*SUPPLIED TEXT*.
---

Yeah. So what I like to say is we worked on building demand for a long time, and then the great news is the advent not only of more information, the growth of these things, so many more organizations got into the mix. We had more national education reforms, we had reform-minded organizations coming together, pulling people out of the traditional system. There was less work to have to do to roll up your sleeves at a local level in an awareness building area. And about I’d say six or seven years ago, I started really, my attention was piqued by the ed tech world and the innovators there. And I realized that they were probably the least ideological on a regular basis about education. They wanted to deliver great things for students, do well and do good. And I thought it was a whole really interesting dynamic way to look at the ecosystem instead of keeping to talk to ourselves, which people in every movement, no matter what side you’re on, tend to do. You talk to the people you’re most comfortable with.

I felt like that that was making the movement sputter. Charter schools weren’t going nearly as far. There were organizations pushing for constraints, even friendly organizations. There were people saying, “Oh, let’s do a 2,000 person education choice program in a state.” And we’re like, “Well, why would you do that?” And on the other hand, the investors and the innovators I was meeting were like, “You would never start a business and say, ‘I’m going to sell to 2,000 people.’ You’d say, ‘I’m going to sell to 200 million people. How am I going to get there?'” And so they really helped me realize that we were way, way too limiting.

And so we just started doing a lot of stuff to open up the ideas about innovation. And then by 2020 when the awful pandemic hit and many of us were doing what you and I are doing right now electronically, we not only knew where the great innovators were that we should be highlighting to show the nation and policy makers why schools could continue to be in existence, even in hybrid in different ways, but why they need the freedom and flexibility to do that.

So I got a call from a good friend and colleague and someone who’s been on our board for a long time, Janine Yass, who said that they were really excited about how much attention all the frontline workers were getting. But what about the frontline education innovators who a number of us were profiling? Could we find one, celebrate them and make an example with a million dollar prize? So we stood up. Yeah.

Ginny Gentles:

So she started with this concept of a million dollar prize.

Jeanne Allen:

Yeah. It started a million dollars. It was like, we’re going to get attention.

Ginny Gentles:

There’s no messing around.

Jeanne Allen:

Nope, we’re going to get attention. We’re going to show people that there are all these folks around there. They had been visiting schools in Philadelphia and watching these blank stares looking at screens with no one really educating them, and we kept talking every other day. And I was like, “Yes, but it’s amazing. Phoenix unified in Arizona.” It’s a public school district. It has education in a bus and Friendship Public Charter Schools here in Washington is delivering stuff directly to homes and making sure people are connected, full service. And then there’s Academica. She’s like, “Well, why don’t we ask people?”

---

*INFORMATION PROVIDED*.
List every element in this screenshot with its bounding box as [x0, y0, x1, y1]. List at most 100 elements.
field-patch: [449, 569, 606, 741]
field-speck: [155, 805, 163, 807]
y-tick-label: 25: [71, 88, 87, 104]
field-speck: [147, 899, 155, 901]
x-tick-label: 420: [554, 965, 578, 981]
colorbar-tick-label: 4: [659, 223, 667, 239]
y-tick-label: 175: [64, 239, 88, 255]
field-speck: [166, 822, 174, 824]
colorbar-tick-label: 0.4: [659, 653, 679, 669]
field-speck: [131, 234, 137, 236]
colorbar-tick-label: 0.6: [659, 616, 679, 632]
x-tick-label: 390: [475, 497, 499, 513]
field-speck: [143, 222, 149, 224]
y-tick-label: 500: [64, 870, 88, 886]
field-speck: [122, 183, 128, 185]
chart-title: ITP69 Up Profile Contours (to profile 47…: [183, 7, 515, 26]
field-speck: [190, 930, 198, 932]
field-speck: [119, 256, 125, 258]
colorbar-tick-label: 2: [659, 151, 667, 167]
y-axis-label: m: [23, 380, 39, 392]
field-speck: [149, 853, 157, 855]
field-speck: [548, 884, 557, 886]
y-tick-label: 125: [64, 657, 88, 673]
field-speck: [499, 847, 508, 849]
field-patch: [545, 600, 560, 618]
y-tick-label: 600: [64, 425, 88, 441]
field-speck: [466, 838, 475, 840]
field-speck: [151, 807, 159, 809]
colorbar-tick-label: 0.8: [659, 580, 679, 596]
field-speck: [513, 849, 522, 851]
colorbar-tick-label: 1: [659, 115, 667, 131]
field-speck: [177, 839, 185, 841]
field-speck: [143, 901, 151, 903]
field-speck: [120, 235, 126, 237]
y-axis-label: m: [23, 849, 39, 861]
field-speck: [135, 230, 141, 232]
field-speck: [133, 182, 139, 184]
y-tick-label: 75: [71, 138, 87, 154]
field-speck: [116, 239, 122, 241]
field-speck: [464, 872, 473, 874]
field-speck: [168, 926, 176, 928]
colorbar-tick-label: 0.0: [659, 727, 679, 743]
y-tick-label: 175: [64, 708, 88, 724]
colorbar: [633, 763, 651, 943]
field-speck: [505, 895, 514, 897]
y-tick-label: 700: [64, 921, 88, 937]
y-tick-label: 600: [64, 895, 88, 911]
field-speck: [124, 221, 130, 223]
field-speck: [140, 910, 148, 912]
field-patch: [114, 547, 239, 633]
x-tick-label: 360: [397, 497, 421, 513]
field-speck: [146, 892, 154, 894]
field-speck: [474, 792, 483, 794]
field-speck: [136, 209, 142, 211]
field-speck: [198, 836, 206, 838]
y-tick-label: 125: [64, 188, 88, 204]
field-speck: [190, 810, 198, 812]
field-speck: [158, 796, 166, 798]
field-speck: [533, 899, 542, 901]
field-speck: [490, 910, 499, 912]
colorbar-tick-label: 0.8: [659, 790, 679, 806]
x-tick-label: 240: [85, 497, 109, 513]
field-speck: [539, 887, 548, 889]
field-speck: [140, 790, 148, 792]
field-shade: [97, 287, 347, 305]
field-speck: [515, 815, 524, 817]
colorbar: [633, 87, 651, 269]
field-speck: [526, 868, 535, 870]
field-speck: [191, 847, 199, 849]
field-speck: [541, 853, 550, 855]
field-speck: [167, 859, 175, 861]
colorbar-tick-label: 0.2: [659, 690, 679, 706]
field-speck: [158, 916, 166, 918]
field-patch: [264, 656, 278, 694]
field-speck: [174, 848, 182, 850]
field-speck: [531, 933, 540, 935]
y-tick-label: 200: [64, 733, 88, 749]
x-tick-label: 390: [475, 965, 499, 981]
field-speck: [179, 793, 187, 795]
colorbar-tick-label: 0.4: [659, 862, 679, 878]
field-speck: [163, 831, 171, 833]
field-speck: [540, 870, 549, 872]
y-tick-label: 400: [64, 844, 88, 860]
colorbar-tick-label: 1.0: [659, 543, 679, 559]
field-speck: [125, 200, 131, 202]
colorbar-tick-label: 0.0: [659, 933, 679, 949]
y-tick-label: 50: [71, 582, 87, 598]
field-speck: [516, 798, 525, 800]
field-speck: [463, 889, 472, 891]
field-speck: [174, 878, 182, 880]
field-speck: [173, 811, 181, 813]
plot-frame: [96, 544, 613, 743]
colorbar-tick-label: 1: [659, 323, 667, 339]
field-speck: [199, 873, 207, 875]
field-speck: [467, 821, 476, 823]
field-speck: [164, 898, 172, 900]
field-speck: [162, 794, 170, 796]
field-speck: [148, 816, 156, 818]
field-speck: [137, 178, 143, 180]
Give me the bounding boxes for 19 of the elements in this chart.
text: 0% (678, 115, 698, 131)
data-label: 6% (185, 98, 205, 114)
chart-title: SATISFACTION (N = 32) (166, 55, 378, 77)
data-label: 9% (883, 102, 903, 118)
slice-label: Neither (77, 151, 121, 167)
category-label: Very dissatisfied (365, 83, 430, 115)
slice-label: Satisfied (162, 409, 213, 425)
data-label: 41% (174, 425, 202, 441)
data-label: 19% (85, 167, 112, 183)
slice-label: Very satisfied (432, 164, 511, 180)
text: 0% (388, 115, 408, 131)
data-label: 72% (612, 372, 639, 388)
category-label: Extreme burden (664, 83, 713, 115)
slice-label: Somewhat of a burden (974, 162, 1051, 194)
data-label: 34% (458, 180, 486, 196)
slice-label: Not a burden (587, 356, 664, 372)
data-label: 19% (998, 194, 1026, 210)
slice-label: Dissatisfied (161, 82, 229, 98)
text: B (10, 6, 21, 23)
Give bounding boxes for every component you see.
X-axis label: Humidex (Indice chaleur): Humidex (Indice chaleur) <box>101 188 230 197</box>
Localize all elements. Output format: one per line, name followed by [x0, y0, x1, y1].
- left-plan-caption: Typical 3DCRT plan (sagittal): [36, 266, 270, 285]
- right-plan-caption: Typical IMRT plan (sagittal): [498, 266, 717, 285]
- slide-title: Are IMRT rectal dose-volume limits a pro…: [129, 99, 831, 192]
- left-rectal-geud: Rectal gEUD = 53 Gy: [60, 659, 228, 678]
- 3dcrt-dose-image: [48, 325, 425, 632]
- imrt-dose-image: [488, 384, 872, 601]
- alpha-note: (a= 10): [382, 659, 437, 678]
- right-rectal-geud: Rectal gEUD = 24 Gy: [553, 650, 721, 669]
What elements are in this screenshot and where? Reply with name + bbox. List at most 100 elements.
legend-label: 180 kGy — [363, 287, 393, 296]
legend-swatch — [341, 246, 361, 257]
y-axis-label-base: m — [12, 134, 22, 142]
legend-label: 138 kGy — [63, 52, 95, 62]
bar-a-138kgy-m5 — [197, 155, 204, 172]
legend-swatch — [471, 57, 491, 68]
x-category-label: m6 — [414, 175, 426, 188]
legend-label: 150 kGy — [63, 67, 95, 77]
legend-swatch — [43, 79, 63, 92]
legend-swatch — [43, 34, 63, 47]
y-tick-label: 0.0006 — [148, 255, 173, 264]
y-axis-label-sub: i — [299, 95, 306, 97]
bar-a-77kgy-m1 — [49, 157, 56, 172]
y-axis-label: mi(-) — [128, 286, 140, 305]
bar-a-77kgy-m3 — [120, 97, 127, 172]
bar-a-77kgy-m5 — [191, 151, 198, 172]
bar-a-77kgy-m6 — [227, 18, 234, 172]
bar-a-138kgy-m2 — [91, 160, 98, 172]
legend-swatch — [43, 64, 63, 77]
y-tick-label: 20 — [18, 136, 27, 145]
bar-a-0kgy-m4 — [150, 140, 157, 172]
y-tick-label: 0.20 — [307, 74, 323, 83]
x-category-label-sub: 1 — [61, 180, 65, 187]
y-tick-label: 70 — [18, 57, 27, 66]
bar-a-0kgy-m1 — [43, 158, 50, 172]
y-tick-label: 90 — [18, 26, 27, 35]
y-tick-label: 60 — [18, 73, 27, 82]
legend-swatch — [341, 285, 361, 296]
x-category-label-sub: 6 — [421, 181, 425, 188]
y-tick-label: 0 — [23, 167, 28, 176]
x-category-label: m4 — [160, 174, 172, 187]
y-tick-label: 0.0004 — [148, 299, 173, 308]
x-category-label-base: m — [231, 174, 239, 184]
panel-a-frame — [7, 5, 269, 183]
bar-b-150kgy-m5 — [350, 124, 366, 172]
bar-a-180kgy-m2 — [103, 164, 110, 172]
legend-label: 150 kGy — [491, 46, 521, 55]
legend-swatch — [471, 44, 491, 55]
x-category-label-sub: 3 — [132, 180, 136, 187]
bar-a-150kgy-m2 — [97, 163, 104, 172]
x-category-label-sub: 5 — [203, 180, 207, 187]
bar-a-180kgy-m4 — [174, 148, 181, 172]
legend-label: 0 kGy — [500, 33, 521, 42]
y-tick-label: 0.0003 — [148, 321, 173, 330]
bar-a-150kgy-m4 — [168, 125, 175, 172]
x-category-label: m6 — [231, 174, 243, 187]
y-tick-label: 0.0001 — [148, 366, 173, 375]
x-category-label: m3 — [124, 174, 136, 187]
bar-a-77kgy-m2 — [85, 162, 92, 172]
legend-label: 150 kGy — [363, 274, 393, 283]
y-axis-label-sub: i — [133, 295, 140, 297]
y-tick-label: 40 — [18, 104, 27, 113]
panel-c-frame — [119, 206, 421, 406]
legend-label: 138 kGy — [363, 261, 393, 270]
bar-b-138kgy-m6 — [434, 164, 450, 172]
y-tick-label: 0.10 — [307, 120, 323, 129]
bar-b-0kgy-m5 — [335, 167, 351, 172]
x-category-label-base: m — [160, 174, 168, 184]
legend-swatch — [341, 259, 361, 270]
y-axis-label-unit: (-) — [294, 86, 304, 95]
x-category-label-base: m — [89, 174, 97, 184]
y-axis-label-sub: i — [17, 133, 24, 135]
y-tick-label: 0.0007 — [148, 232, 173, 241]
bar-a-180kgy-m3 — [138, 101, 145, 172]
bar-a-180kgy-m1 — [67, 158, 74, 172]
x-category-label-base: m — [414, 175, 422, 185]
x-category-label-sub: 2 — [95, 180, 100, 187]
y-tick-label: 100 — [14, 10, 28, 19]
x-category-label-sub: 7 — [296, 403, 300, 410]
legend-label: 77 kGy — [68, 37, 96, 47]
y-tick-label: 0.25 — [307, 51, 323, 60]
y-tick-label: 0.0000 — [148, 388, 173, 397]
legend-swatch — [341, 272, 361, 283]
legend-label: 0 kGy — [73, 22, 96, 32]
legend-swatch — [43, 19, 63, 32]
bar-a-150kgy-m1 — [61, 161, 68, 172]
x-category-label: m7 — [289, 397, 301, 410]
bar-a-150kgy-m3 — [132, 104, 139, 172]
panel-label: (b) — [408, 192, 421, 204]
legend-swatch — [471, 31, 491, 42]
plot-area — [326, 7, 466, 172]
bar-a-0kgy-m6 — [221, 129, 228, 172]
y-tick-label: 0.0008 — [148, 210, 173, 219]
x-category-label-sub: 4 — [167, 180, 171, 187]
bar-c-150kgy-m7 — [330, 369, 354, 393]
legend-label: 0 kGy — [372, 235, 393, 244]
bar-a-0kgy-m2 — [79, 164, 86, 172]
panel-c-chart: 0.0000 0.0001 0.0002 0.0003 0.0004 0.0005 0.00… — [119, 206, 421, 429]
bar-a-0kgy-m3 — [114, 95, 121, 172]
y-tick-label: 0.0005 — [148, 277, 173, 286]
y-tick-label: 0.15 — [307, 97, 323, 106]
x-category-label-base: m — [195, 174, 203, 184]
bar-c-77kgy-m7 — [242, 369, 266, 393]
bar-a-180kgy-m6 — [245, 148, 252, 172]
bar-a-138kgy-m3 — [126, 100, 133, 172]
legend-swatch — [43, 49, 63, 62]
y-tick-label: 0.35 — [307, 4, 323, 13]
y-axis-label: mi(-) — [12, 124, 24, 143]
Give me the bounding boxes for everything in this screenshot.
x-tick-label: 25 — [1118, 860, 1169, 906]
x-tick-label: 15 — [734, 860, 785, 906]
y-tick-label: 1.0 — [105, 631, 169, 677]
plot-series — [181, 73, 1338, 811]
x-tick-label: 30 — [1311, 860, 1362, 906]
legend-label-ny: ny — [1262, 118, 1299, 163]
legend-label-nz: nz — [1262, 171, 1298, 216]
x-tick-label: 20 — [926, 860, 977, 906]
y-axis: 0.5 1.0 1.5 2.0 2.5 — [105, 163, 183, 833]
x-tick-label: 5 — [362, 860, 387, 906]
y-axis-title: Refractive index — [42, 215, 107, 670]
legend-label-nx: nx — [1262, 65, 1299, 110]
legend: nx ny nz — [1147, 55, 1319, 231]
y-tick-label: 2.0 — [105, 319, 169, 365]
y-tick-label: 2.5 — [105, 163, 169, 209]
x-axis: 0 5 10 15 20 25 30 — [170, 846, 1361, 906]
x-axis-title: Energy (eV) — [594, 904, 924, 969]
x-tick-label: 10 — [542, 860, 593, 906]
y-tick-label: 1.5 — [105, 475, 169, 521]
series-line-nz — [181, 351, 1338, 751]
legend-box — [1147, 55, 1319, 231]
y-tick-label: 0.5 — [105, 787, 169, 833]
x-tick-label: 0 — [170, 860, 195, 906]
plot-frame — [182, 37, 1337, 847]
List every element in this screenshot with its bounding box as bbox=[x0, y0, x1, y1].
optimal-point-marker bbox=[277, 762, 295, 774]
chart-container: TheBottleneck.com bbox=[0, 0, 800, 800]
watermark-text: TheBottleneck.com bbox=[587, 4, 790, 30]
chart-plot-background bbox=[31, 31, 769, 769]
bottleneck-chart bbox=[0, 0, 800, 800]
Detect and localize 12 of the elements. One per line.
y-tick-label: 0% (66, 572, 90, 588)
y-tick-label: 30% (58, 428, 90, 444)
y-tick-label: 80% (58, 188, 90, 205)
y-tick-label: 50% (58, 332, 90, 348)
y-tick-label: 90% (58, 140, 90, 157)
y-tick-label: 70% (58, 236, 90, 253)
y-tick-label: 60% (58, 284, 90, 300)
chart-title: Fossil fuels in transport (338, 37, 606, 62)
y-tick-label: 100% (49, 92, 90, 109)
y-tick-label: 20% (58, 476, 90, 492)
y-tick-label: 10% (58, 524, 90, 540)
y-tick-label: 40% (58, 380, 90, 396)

---

*LIST OF TASKS*.
- A) Answer these questions from the interview transcript on education innovation:
(i) How many people did some propose serving in a state education choice program?
(ii) Who called to propose a prize, and how large was the prize?
(iii) Which public school district has education in a bus?
- B) List every school district, school network, or other education organization named as an example of innovation in the interview transcript on education innovation.
- C) Write the next few exchanges of the interview transcript on education innovation, following on from its final line.

*RESPONSES FOR EACH TASK*.
- A)
(i) 2,000 people.
(ii) Janine Yass, and the prize was a million dollars.
(iii) Phoenix unified in Arizona.

- B)
- Phoenix unified in Arizona
- Friendship Public Charter Schools
- Academica

- C)
And then she also was interested. We were starting to fund and look at micro schools. So the first micro school project, Black Mothers Forum came to our attention. They were partnering during COVID with Prenda through a charter school to deliver in-person learning to their kids who were being sacrificed, if you will.

Ginny Gentles:

Well, let’s pause there for a second because I do think that a lot of my listeners are like, “Yeah, yeah, I know what school choice is and I got the terms,” but then sometimes I just want to make sure we’re defining these terms. We’ve talked about vouchers, we’ve talked about charter schools. Let’s pause and talk about what is a micro school? How is that different than a regular old charter school or even a private school?

Jeanne Allen:

Yeah. I know that people like Don Soifer and others, probably Jenny would say, “Oh, there’s a better I way to say it.” I’d say they are basically independent small businesses, small business education, and any local community. That could be homes, it could be community centers, which is what Black Mothers Forum did. And it is education delivered to a handful of students in a very hands-on personal way, in a small environment that allows them to be educated at their own pace.

Ginny Gentles:

Okay.

Jeanne Allen:

And so anyway, we’d seen that was happening. You saw it. A lot of us saw, “Oh my gosh, there’s things happening.” And then we were all just so aggravated by what Randi Weingarten and people like her did to keep kids out of school. She lied so much on the hearing that she was called to on Capitol Hill. We just have to say the word, right? I hate to say that. I’d like to say misled. I’d like to be nicer. She lied that she actually tried to keep schools open. We just have to be really clear. Doesn’t make her a bad person. There’s good and evil in the world. That was an evil moment for her to do that, but-

Ginny Gentles:

Yeah, I’ve used the word fabrication, but I do think we need to be really clear that she was not telling the truth and that she’s trying to rewrite history and really paint herself as this victim, this elderly slow victim, that those are some of the terms that she seemed to be wanting to throw around in the hearing yesterday. And that, of course, she’d been ever since February 2020, fighting to open schools, which is very much contrary to the truth, which means that she was lying.

Jeanne Allen:

Which goes full circle to full forward, full stop, forward to stop. Because one of the things we kept hearing from the education providers that we were interviewing in our COVID Action series was, “We’re doing it and we don’t care if we don’t have permission. We’re just going to do it.” And Robert Enloe said to Janine and I one day, “Permissionless. Yeah, I’ve been telling everyone.” So Robert Enloe gets credit for the permissionless. He’s told a number of foundations who now use that word, but we’re like, “You’re right. They’re doing it without permission. And we’re hearing that.” And what else are they doing? They’re doing it in transformational ways. You’re going to put education out in the equivalent of a food truck. You’re going to have people come to your home and then partner between a charter and an online delivery. Just extraordinary things were happening that maybe yes been happening in pockets of advantaged communities across the country, but never in the way that it started happening.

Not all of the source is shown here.